STATED GOAL: Reproduce every record below exactly as written, but leave out any pictures.

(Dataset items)

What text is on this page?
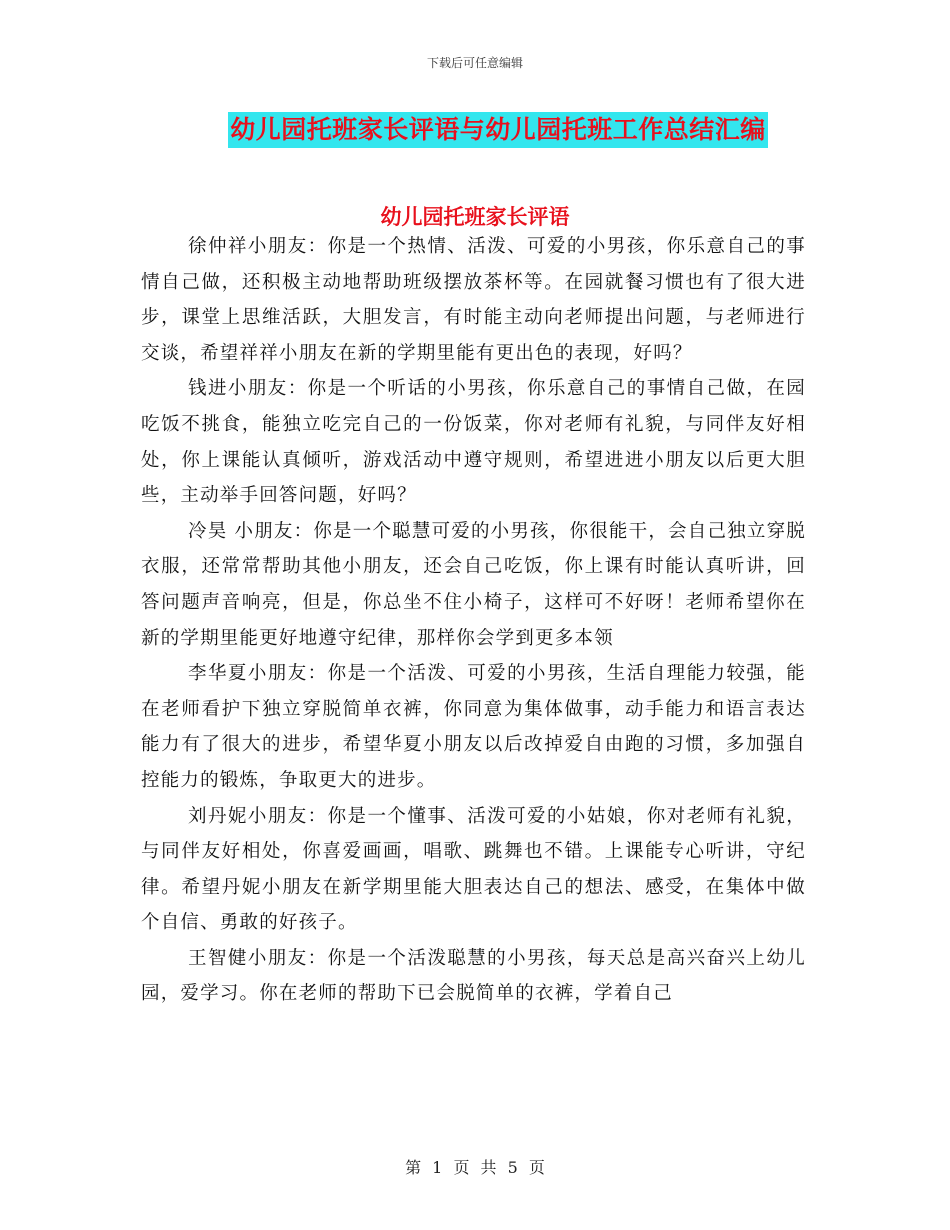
下载后可任意编辑
幼儿园托班家长评语与幼儿园托班工作总结汇编
幼儿园托班家长评语

徐仲祥小朋友：你是一个热情、活泼、可爱的小男孩，你乐意自己的事情自己做，还积极主动地帮助班级摆放茶杯等。在园就餐习惯也有了很大进步，课堂上思维活跃，大胆发言，有时能主动向老师提出问题，与老师进行交谈，希望祥祥小朋友在新的学期里能有更出色的表现，好吗？

钱进小朋友：你是一个听话的小男孩，你乐意自己的事情自己做，在园吃饭不挑食，能独立吃完自己的一份饭菜，你对老师有礼貌，与同伴友好相处，你上课能认真倾听，游戏活动中遵守规则，希望进进小朋友以后更大胆些，主动举手回答问题，好吗？

冷昊 小朋友：你是一个聪慧可爱的小男孩，你很能干，会自己独立穿脱衣服，还常常帮助其他小朋友，还会自己吃饭，你上课有时能认真听讲，回答问题声音响亮，但是，你总坐不住小椅子，这样可不好呀！老师希望你在新的学期里能更好地遵守纪律，那样你会学到更多本领

李华夏小朋友：你是一个活泼、可爱的小男孩，生活自理能力较强，能在老师看护下独立穿脱简单衣裤，你同意为集体做事，动手能力和语言表达能力有了很大的进步，希望华夏小朋友以后改掉爱自由跑的习惯，多加强自控能力的锻炼，争取更大的进步。

刘丹妮小朋友：你是一个懂事、活泼可爱的小姑娘，你对老师有礼貌，与同伴友好相处，你喜爱画画，唱歌、跳舞也不错。上课能专心听讲，守纪律。希望丹妮小朋友在新学期里能大胆表达自己的想法、感受，在集体中做个自信、勇敢的好孩子。

王智健小朋友：你是一个活泼聪慧的小男孩，每天总是高兴奋兴上幼儿园，爱学习。你在老师的帮助下已会脱简单的衣裤，学着自己

第 1 页 共 5 页
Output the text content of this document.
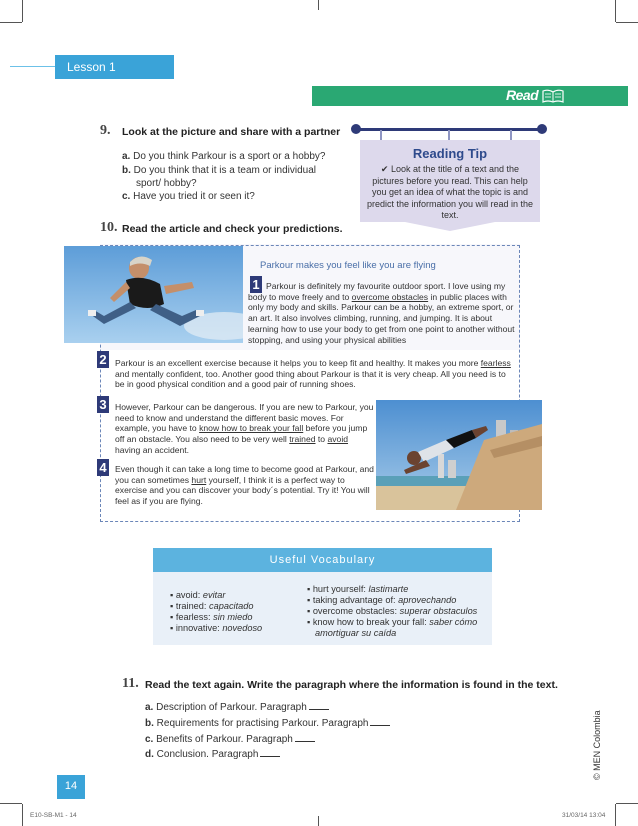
Lesson 1
Read
9. Look at the picture and share with a partner
a. Do you think Parkour is a sport or a hobby?
b. Do you think that it is a team or individual sport/ hobby?
c. Have you tried it or seen it?
Reading Tip
✔ Look at the title of a text and the pictures before you read. This can help you get an idea of what the topic is and predict the information you will read in the text.
10. Read the article and check your predictions.
Parkour makes you feel like you are flying
1 Parkour is definitely my favourite outdoor sport. I love using my body to move freely and to overcome obstacles in public places with only my body and skills. Parkour can be a hobby, an extreme sport, or an art. It also involves climbing, running, and jumping. It is about learning how to use your body to get from one point to another without stopping, and using your physical abilities
2 Parkour is an excellent exercise because it helps you to keep fit and healthy. It makes you more fearless and mentally confident, too. Another good thing about Parkour is that it is very cheap. All you need is to be in good physical condition and a good pair of running shoes.
3 However, Parkour can be dangerous. If you are new to Parkour, you need to know and understand the different basic moves. For example, you have to know how to break your fall before you jump off an obstacle. You also need to be very well trained to avoid having an accident.
4 Even though it can take a long time to become good at Parkour, and you can sometimes hurt yourself, I think it is a perfect way to exercise and you can discover your body´s potential. Try it! You will feel as if you are flying.
Useful Vocabulary
▪ avoid: evitar
▪ trained: capacitado
▪ fearless: sin miedo
▪ innovative: novedoso
▪ hurt yourself: lastimarte
▪ taking advantage of: aprovechando
▪ overcome obstacles: superar obstaculos
▪ know how to break your fall: saber cómo amortiguar su caída
11. Read the text again. Write the paragraph where the information is found in the text.
a. Description of Parkour. Paragraph
b. Requirements for practising Parkour. Paragraph
c. Benefits of Parkour. Paragraph
d. Conclusion. Paragraph	© MEN Colombia
14
E10-SB-M1 - 14	31/03/14 13:04
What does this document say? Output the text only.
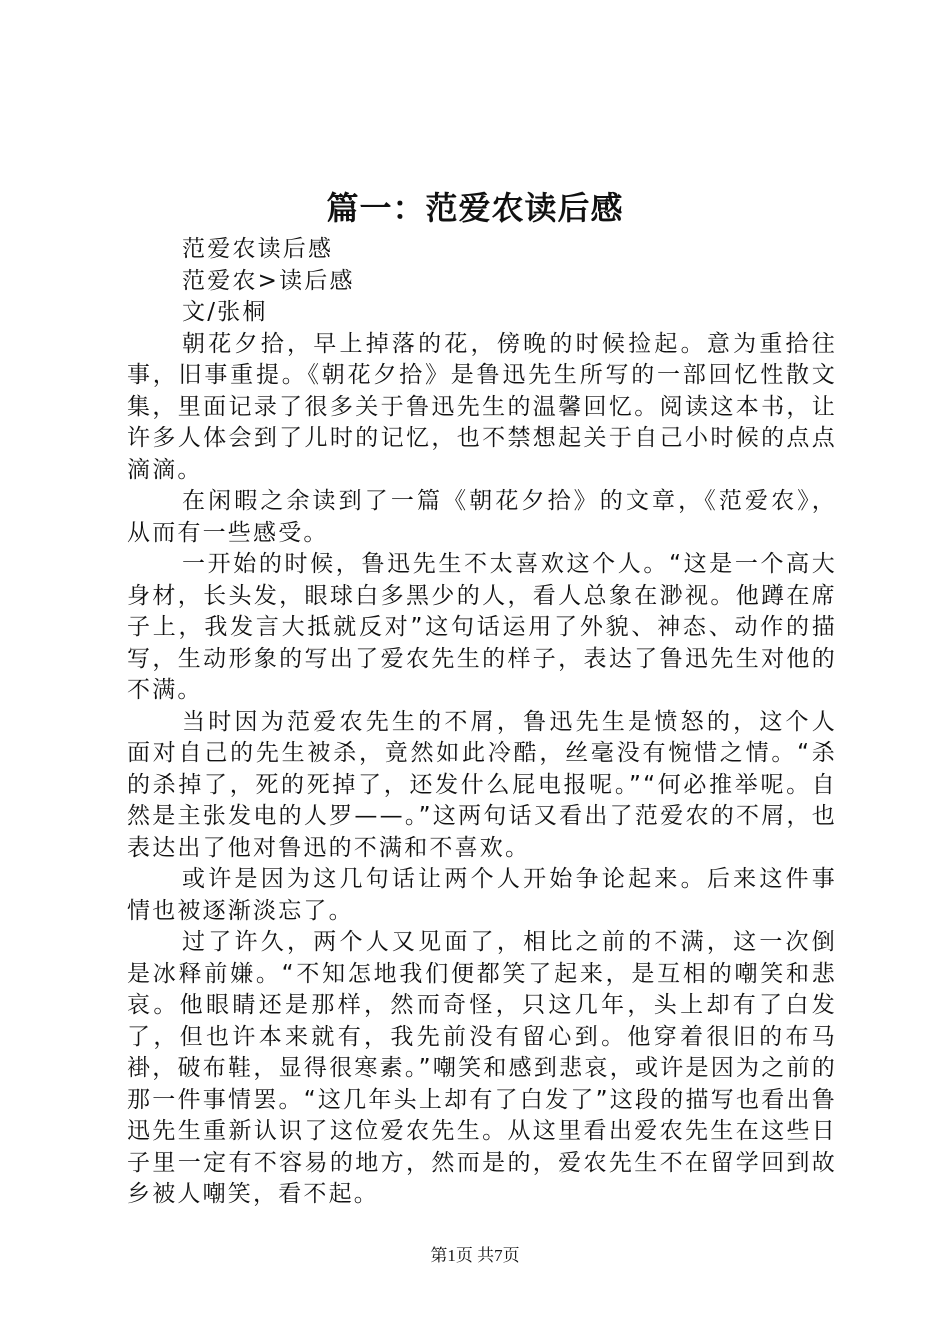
篇一：范爱农读后感

范爱农读后感

范爱农>读后感

文/张桐

朝花夕拾，早上掉落的花，傍晚的时候捡起。意为重拾往事，旧事重提。《朝花夕拾》是鲁迅先生所写的一部回忆性散文集，里面记录了很多关于鲁迅先生的温馨回忆。阅读这本书，让许多人体会到了儿时的记忆，也不禁想起关于自己小时候的点点滴滴。

在闲暇之余读到了一篇《朝花夕拾》的文章，《范爱农》，从而有一些感受。

一开始的时候，鲁迅先生不太喜欢这个人。“这是一个高大身材，长头发，眼球白多黑少的人，看人总象在渺视。他蹲在席子上，我发言大抵就反对”这句话运用了外貌、神态、动作的描写，生动形象的写出了爱农先生的样子，表达了鲁迅先生对他的不满。

当时因为范爱农先生的不屑，鲁迅先生是愤怒的，这个人面对自己的先生被杀，竟然如此冷酷，丝毫没有惋惜之情。“杀的杀掉了，死的死掉了，还发什么屁电报呢。”“何必推举呢。自然是主张发电的人罗——。”这两句话又看出了范爱农的不屑，也表达出了他对鲁迅的不满和不喜欢。

或许是因为这几句话让两个人开始争论起来。后来这件事情也被逐渐淡忘了。

过了许久，两个人又见面了，相比之前的不满，这一次倒是冰释前嫌。“不知怎地我们便都笑了起来，是互相的嘲笑和悲哀。他眼睛还是那样，然而奇怪，只这几年，头上却有了白发了，但也许本来就有，我先前没有留心到。他穿着很旧的布马褂，破布鞋，显得很寒素。”嘲笑和感到悲哀，或许是因为之前的那一件事情罢。“这几年头上却有了白发了”这段的描写也看出鲁迅先生重新认识了这位爱农先生。从这里看出爱农先生在这些日子里一定有不容易的地方，然而是的，爱农先生不在留学回到故乡被人嘲笑，看不起。

第1页 共7页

OUTPUT OF THE TASK:
What text is on this page?
下载后可任意编辑
幼儿园托班家长评语与幼儿园托班工作总结汇编
幼儿园托班家长评语

徐仲祥小朋友：你是一个热情、活泼、可爱的小男孩，你乐意自己的事情自己做，还积极主动地帮助班级摆放茶杯等。在园就餐习惯也有了很大进步，课堂上思维活跃，大胆发言，有时能主动向老师提出问题，与老师进行交谈，希望祥祥小朋友在新的学期里能有更出色的表现，好吗？

钱进小朋友：你是一个听话的小男孩，你乐意自己的事情自己做，在园吃饭不挑食，能独立吃完自己的一份饭菜，你对老师有礼貌，与同伴友好相处，你上课能认真倾听，游戏活动中遵守规则，希望进进小朋友以后更大胆些，主动举手回答问题，好吗？

冷昊 小朋友：你是一个聪慧可爱的小男孩，你很能干，会自己独立穿脱衣服，还常常帮助其他小朋友，还会自己吃饭，你上课有时能认真听讲，回答问题声音响亮，但是，你总坐不住小椅子，这样可不好呀！老师希望你在新的学期里能更好地遵守纪律，那样你会学到更多本领

李华夏小朋友：你是一个活泼、可爱的小男孩，生活自理能力较强，能在老师看护下独立穿脱简单衣裤，你同意为集体做事，动手能力和语言表达能力有了很大的进步，希望华夏小朋友以后改掉爱自由跑的习惯，多加强自控能力的锻炼，争取更大的进步。

刘丹妮小朋友：你是一个懂事、活泼可爱的小姑娘，你对老师有礼貌，与同伴友好相处，你喜爱画画，唱歌、跳舞也不错。上课能专心听讲，守纪律。希望丹妮小朋友在新学期里能大胆表达自己的想法、感受，在集体中做个自信、勇敢的好孩子。

王智健小朋友：你是一个活泼聪慧的小男孩，每天总是高兴奋兴上幼儿园，爱学习。你在老师的帮助下已会脱简单的衣裤，学着自己

第 1 页 共 5 页
Output the text content of this document.
Lesson 1
Read
9. Look at the picture and share with a partner
a. Do you think Parkour is a sport or a hobby?
b. Do you think that it is a team or individual sport/ hobby?
c. Have you tried it or seen it?
Reading Tip
✔ Look at the title of a text and the pictures before you read. This can help you get an idea of what the topic is and predict the information you will read in the text.
10. Read the article and check your predictions.
Parkour makes you feel like you are flying
1 Parkour is definitely my favourite outdoor sport. I love using my body to move freely and to overcome obstacles in public places with only my body and skills. Parkour can be a hobby, an extreme sport, or an art. It also involves climbing, running, and jumping. It is about learning how to use your body to get from one point to another without stopping, and using your physical abilities
2 Parkour is an excellent exercise because it helps you to keep fit and healthy. It makes you more fearless and mentally confident, too. Another good thing about Parkour is that it is very cheap. All you need is to be in good physical condition and a good pair of running shoes.
3 However, Parkour can be dangerous. If you are new to Parkour, you need to know and understand the different basic moves. For example, you have to know how to break your fall before you jump off an obstacle. You also need to be very well trained to avoid having an accident.
4 Even though it can take a long time to become good at Parkour, and you can sometimes hurt yourself, I think it is a perfect way to exercise and you can discover your body´s potential. Try it! You will feel as if you are flying.
Useful Vocabulary
▪ avoid: evitar
▪ trained: capacitado
▪ fearless: sin miedo
▪ innovative: novedoso
▪ hurt yourself: lastimarte
▪ taking advantage of: aprovechando
▪ overcome obstacles: superar obstaculos
▪ know how to break your fall: saber cómo amortiguar su caída
11. Read the text again. Write the paragraph where the information is found in the text.
a. Description of Parkour. Paragraph
b. Requirements for practising Parkour. Paragraph
c. Benefits of Parkour. Paragraph
d. Conclusion. Paragraph	© MEN Colombia
14
E10-SB-M1 - 14	31/03/14 13:04
What does this document say? Output the text only.
篇一：范爱农读后感

范爱农读后感

范爱农>读后感

文/张桐

朝花夕拾，早上掉落的花，傍晚的时候捡起。意为重拾往事，旧事重提。《朝花夕拾》是鲁迅先生所写的一部回忆性散文集，里面记录了很多关于鲁迅先生的温馨回忆。阅读这本书，让许多人体会到了儿时的记忆，也不禁想起关于自己小时候的点点滴滴。

在闲暇之余读到了一篇《朝花夕拾》的文章，《范爱农》，从而有一些感受。

一开始的时候，鲁迅先生不太喜欢这个人。“这是一个高大身材，长头发，眼球白多黑少的人，看人总象在渺视。他蹲在席子上，我发言大抵就反对”这句话运用了外貌、神态、动作的描写，生动形象的写出了爱农先生的样子，表达了鲁迅先生对他的不满。

当时因为范爱农先生的不屑，鲁迅先生是愤怒的，这个人面对自己的先生被杀，竟然如此冷酷，丝毫没有惋惜之情。“杀的杀掉了，死的死掉了，还发什么屁电报呢。”“何必推举呢。自然是主张发电的人罗——。”这两句话又看出了范爱农的不屑，也表达出了他对鲁迅的不满和不喜欢。

或许是因为这几句话让两个人开始争论起来。后来这件事情也被逐渐淡忘了。

过了许久，两个人又见面了，相比之前的不满，这一次倒是冰释前嫌。“不知怎地我们便都笑了起来，是互相的嘲笑和悲哀。他眼睛还是那样，然而奇怪，只这几年，头上却有了白发了，但也许本来就有，我先前没有留心到。他穿着很旧的布马褂，破布鞋，显得很寒素。”嘲笑和感到悲哀，或许是因为之前的那一件事情罢。“这几年头上却有了白发了”这段的描写也看出鲁迅先生重新认识了这位爱农先生。从这里看出爱农先生在这些日子里一定有不容易的地方，然而是的，爱农先生不在留学回到故乡被人嘲笑，看不起。

第1页 共7页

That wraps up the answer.